Pick out the lines below that contain the string "ngeneral" and copy them all.

-=-=-

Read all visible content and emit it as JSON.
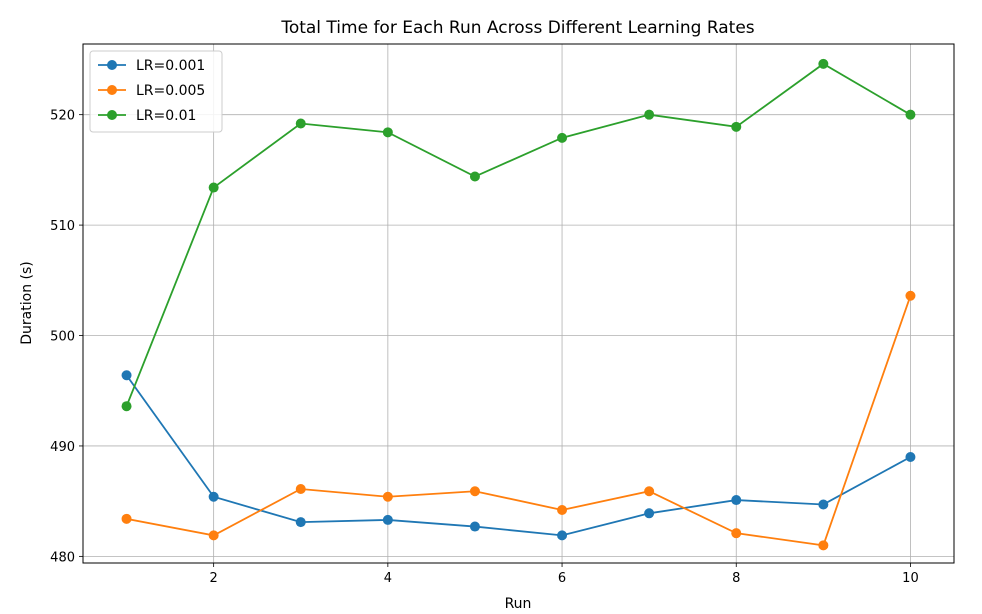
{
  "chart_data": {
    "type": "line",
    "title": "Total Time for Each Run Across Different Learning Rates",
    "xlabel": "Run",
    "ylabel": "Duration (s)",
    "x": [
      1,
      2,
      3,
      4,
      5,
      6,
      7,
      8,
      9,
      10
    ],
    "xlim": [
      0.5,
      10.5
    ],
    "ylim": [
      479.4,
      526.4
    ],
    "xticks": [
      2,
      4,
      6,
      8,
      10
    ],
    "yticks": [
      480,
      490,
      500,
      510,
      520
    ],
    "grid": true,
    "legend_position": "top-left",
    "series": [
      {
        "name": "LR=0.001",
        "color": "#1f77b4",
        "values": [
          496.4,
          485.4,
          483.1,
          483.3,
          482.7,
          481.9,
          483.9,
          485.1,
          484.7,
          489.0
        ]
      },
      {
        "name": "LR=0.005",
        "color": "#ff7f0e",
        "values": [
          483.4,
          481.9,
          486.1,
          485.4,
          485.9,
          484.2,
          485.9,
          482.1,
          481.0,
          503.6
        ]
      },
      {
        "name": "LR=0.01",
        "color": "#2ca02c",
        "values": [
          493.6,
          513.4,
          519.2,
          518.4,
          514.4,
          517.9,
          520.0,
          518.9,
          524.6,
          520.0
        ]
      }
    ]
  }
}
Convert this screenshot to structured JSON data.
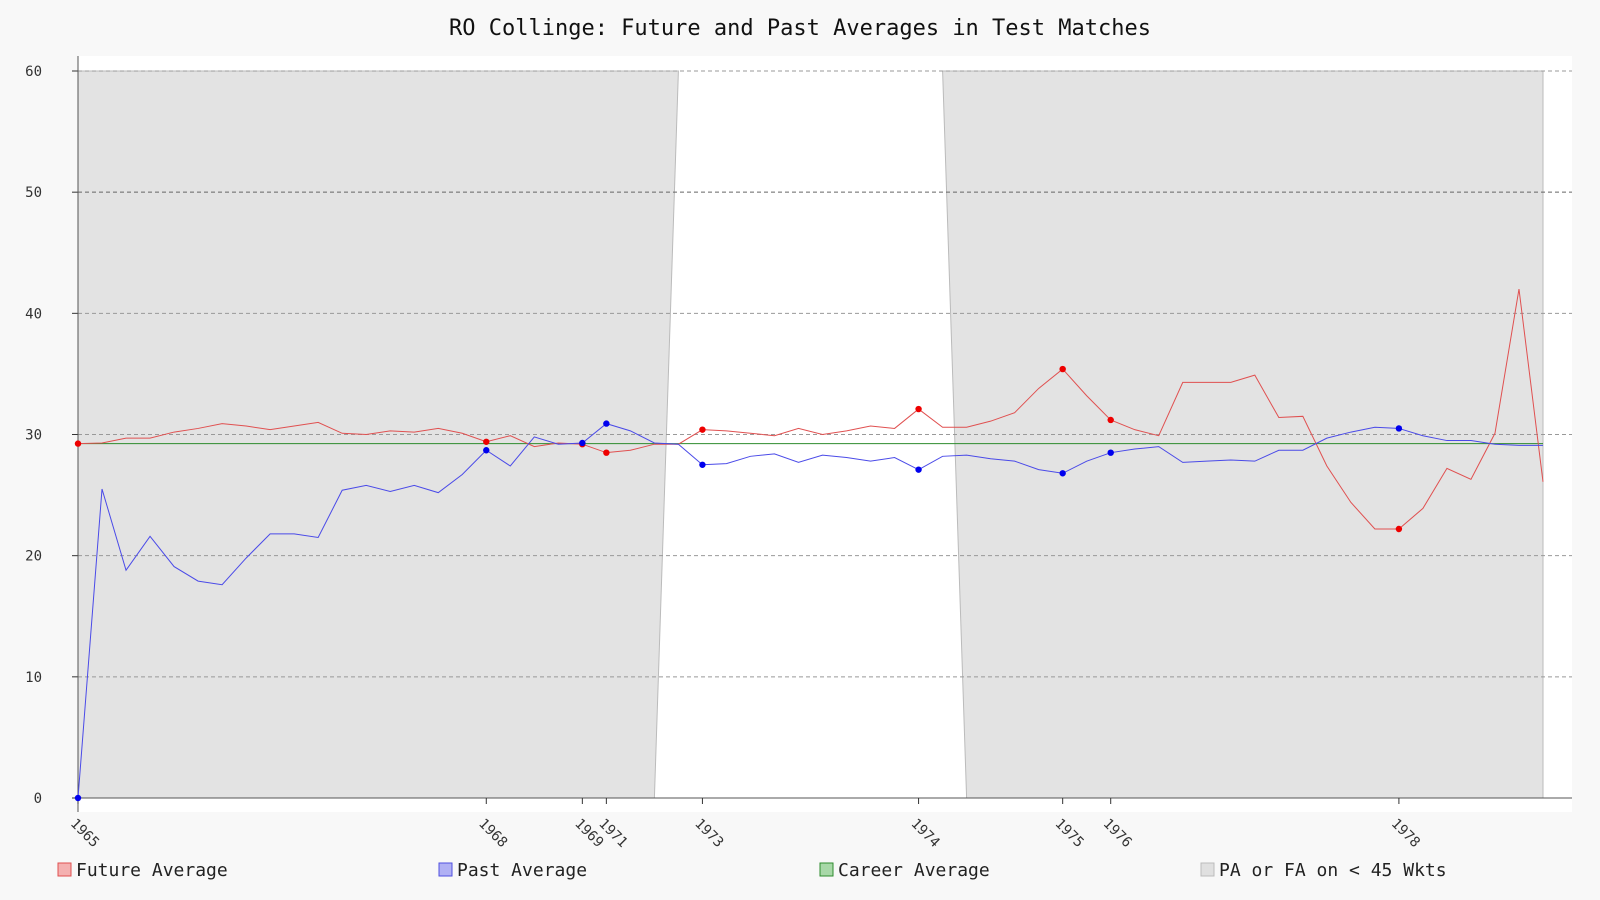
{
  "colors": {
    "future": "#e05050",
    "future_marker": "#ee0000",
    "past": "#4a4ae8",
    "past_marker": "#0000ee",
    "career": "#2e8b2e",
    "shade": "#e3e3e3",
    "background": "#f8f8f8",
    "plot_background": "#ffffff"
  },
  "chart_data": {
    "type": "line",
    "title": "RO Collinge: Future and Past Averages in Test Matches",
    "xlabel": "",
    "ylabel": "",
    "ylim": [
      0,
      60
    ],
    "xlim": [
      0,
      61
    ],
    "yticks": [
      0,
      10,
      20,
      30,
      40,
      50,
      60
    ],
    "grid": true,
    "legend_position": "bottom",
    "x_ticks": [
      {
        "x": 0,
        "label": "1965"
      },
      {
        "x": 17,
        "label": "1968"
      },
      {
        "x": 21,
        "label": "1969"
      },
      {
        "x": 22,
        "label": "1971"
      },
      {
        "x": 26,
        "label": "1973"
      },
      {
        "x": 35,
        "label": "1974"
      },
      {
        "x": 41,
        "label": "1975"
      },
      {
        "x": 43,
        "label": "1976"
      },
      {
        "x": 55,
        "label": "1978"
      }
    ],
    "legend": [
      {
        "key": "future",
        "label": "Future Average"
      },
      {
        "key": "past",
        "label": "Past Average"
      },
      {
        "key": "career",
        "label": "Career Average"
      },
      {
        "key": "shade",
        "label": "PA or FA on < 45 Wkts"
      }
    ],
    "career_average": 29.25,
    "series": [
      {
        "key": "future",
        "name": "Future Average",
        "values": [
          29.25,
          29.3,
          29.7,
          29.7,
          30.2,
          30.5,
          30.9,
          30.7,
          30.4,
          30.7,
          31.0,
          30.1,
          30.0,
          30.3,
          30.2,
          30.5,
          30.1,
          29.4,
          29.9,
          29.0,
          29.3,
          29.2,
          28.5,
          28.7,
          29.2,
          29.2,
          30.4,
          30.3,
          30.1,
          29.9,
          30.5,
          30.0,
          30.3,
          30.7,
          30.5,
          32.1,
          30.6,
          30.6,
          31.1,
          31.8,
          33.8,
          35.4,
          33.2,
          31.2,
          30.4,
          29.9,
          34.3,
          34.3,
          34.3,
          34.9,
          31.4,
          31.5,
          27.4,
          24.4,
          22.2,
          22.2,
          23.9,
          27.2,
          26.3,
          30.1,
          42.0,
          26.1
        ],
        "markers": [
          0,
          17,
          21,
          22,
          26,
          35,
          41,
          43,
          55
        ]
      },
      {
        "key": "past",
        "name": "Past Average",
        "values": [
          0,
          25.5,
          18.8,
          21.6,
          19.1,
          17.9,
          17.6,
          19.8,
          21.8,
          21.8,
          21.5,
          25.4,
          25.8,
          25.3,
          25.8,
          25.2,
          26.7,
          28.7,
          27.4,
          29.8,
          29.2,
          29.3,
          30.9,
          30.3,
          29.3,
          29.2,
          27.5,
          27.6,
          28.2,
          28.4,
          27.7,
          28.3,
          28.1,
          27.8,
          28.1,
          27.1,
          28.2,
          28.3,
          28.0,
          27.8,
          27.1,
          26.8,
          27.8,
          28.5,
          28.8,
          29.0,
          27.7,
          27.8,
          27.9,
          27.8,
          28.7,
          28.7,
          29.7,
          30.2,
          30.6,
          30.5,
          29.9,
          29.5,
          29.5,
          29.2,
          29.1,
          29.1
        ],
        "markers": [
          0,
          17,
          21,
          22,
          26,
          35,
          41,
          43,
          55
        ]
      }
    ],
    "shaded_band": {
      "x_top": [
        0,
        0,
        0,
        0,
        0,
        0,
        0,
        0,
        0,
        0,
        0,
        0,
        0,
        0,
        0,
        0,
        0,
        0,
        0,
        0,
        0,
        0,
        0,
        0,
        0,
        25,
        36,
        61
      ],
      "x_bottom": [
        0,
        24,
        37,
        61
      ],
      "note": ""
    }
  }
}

-=-=-

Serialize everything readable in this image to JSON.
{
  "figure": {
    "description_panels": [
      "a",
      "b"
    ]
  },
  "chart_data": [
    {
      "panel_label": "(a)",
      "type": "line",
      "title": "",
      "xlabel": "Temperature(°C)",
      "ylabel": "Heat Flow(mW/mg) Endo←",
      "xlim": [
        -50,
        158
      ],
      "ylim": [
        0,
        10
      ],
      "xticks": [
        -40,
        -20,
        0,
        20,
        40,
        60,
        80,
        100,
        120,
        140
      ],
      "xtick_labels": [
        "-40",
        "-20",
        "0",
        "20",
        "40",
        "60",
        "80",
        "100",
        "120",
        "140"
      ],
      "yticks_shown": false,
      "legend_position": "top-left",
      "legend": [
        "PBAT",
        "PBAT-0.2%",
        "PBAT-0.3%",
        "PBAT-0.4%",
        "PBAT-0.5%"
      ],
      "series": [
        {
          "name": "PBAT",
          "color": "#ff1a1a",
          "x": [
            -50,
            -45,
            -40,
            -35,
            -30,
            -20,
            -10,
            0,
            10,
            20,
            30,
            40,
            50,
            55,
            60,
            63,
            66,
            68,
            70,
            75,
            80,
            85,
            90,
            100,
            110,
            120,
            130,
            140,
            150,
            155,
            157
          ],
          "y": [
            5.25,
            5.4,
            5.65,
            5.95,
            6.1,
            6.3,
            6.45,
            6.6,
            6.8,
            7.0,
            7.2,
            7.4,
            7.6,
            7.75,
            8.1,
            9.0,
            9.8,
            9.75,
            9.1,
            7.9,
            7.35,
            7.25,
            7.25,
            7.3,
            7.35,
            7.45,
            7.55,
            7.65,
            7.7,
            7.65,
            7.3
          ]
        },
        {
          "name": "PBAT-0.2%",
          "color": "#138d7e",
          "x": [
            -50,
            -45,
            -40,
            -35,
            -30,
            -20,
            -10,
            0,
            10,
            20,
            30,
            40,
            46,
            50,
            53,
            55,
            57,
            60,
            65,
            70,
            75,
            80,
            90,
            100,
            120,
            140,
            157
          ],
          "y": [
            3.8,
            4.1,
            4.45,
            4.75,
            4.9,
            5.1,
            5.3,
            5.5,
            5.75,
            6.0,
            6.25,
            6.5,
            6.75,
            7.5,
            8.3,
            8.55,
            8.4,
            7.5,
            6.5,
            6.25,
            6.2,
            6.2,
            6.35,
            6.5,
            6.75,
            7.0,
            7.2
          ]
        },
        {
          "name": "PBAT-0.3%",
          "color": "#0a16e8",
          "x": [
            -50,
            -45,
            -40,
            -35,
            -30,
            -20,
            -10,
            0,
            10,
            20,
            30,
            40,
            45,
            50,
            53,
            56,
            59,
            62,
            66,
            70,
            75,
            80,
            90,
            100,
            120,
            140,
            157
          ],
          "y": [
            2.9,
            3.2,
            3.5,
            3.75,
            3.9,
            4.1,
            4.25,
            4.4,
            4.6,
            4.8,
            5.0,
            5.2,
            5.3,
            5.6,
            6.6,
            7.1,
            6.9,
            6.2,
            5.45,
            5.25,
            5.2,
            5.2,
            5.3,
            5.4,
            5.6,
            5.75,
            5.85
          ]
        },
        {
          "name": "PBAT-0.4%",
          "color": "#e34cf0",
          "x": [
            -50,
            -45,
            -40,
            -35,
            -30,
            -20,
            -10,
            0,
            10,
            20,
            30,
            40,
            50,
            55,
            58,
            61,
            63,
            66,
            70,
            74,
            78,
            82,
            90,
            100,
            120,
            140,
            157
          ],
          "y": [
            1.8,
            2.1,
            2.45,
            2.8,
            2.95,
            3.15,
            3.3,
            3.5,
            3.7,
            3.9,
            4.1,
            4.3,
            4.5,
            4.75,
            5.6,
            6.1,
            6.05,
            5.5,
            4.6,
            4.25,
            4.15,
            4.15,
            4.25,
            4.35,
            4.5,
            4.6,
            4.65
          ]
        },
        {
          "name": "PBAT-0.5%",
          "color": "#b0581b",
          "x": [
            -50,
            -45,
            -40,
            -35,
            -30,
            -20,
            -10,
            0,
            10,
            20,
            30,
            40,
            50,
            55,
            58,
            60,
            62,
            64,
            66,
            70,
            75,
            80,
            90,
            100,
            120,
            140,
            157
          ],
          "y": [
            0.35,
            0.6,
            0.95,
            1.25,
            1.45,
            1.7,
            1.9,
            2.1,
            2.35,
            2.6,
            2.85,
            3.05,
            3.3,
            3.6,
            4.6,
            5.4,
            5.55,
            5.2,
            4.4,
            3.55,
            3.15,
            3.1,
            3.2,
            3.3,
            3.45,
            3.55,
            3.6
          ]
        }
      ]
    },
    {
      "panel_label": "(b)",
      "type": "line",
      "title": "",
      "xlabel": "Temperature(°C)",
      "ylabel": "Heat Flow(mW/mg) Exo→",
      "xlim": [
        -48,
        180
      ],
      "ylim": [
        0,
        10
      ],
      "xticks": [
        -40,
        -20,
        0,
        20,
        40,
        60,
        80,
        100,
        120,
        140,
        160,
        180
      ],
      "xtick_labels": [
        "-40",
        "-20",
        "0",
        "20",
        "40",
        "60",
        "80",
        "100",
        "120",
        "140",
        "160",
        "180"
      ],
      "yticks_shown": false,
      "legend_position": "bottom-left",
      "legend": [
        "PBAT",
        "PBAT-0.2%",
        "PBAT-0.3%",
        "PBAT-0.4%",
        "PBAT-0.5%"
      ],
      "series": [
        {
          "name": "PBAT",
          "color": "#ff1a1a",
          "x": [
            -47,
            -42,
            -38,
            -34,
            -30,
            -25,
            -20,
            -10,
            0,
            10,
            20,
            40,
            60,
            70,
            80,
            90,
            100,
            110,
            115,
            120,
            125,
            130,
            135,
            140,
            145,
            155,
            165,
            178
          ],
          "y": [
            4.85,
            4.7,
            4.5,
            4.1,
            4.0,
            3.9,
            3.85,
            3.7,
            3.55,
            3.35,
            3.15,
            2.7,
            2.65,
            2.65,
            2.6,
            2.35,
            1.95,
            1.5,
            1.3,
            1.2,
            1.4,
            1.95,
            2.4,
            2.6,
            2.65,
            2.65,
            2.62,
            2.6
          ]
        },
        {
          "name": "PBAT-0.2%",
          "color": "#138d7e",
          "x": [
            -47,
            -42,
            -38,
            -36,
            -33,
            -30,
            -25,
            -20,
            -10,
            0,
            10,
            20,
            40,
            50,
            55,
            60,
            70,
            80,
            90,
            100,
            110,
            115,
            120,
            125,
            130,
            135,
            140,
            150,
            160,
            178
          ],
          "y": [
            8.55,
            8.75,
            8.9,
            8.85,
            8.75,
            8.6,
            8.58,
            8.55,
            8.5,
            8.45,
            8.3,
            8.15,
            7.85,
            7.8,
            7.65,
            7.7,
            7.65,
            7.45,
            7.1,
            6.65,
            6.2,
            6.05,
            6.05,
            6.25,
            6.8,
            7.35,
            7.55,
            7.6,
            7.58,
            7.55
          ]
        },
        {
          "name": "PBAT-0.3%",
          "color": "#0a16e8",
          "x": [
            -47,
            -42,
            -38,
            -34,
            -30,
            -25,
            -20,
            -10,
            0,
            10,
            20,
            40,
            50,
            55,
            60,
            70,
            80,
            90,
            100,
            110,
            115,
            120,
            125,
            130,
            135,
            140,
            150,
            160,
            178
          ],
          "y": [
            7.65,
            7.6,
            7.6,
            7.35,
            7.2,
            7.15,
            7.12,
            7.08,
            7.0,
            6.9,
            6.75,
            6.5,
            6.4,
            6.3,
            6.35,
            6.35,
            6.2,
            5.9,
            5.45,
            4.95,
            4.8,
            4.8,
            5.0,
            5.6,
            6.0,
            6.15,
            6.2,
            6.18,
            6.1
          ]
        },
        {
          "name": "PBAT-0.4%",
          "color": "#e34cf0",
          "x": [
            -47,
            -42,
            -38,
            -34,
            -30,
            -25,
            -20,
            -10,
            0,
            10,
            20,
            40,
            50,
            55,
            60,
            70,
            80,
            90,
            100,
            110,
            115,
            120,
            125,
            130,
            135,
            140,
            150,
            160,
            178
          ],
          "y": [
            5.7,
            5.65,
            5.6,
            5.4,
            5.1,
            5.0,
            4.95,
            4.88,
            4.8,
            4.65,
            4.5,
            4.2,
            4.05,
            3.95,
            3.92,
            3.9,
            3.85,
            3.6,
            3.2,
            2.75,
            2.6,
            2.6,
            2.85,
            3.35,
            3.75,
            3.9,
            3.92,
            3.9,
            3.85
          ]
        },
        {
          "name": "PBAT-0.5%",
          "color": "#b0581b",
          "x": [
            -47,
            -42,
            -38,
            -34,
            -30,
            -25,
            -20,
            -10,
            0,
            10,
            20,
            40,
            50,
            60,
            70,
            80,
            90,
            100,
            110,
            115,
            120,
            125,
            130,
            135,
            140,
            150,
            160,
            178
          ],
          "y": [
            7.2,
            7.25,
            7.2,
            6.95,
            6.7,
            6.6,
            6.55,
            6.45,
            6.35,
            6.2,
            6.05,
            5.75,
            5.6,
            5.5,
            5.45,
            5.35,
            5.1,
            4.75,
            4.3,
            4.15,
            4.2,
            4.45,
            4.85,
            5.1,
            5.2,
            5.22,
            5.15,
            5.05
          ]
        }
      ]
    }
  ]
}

-=-=-

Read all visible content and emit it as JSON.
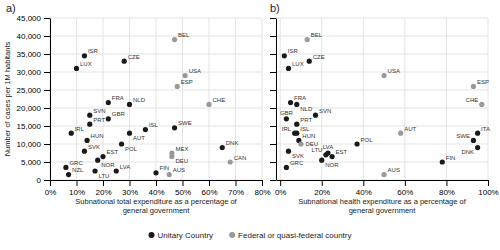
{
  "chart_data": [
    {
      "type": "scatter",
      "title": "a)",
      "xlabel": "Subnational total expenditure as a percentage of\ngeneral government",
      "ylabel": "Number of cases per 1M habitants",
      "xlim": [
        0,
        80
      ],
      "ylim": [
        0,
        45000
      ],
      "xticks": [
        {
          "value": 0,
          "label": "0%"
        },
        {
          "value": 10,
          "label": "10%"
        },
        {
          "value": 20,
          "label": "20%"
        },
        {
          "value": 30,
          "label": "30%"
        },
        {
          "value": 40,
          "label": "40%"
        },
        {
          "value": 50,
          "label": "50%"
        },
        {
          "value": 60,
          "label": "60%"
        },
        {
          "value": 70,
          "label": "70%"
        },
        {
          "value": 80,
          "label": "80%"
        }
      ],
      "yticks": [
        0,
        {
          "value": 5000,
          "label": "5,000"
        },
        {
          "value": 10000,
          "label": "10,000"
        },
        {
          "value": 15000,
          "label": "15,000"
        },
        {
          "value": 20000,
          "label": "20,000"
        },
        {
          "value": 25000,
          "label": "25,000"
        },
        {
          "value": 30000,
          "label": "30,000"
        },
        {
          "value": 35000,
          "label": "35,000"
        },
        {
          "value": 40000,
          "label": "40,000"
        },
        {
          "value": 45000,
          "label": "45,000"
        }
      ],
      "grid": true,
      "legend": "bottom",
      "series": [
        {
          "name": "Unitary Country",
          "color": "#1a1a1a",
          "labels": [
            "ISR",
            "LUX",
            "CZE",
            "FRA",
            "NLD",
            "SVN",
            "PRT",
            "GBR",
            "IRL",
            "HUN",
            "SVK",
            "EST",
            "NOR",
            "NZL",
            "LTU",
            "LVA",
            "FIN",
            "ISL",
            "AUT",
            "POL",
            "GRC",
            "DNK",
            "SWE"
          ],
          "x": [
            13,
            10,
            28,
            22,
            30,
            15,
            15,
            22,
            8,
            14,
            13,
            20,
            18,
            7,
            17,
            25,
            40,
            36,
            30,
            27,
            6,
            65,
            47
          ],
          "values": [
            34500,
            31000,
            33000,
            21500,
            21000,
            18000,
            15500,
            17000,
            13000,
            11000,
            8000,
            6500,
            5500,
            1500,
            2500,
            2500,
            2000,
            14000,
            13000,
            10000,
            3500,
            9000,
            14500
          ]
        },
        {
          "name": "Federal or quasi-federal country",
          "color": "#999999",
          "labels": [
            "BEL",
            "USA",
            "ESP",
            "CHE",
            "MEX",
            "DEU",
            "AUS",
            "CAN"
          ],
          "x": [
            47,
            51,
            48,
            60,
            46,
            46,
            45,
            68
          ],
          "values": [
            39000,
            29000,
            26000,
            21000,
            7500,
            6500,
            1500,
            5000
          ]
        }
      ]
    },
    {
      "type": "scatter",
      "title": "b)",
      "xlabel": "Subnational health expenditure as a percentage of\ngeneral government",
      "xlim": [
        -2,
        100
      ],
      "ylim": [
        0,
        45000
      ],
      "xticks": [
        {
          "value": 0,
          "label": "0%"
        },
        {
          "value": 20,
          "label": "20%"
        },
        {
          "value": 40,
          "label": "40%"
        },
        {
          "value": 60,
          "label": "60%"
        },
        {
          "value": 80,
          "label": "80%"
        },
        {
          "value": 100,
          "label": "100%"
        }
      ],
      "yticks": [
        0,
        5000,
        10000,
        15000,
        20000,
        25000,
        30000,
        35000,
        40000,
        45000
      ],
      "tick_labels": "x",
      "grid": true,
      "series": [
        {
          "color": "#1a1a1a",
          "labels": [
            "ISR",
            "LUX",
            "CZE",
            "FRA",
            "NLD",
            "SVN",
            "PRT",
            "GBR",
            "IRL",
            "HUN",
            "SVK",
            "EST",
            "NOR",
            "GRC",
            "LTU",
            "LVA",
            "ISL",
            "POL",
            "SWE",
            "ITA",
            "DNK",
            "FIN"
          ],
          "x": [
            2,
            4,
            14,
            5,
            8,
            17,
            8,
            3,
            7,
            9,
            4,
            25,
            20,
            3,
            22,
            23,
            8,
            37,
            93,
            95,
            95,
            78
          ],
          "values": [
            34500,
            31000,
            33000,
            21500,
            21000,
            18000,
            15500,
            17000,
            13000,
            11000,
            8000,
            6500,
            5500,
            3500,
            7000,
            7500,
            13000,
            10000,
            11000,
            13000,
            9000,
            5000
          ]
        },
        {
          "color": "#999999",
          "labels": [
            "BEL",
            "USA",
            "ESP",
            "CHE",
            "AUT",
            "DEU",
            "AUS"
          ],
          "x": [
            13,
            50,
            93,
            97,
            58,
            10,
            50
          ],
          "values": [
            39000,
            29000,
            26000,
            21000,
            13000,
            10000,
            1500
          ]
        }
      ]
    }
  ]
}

-=-=-

◆ OUTPUT OF THE EXERCISE ◆
      "xlabel": "Subnational total expenditure as a percentage of\ngeneral government",
      "xlabel": "Subnational health expenditure as a percentage of\ngeneral government",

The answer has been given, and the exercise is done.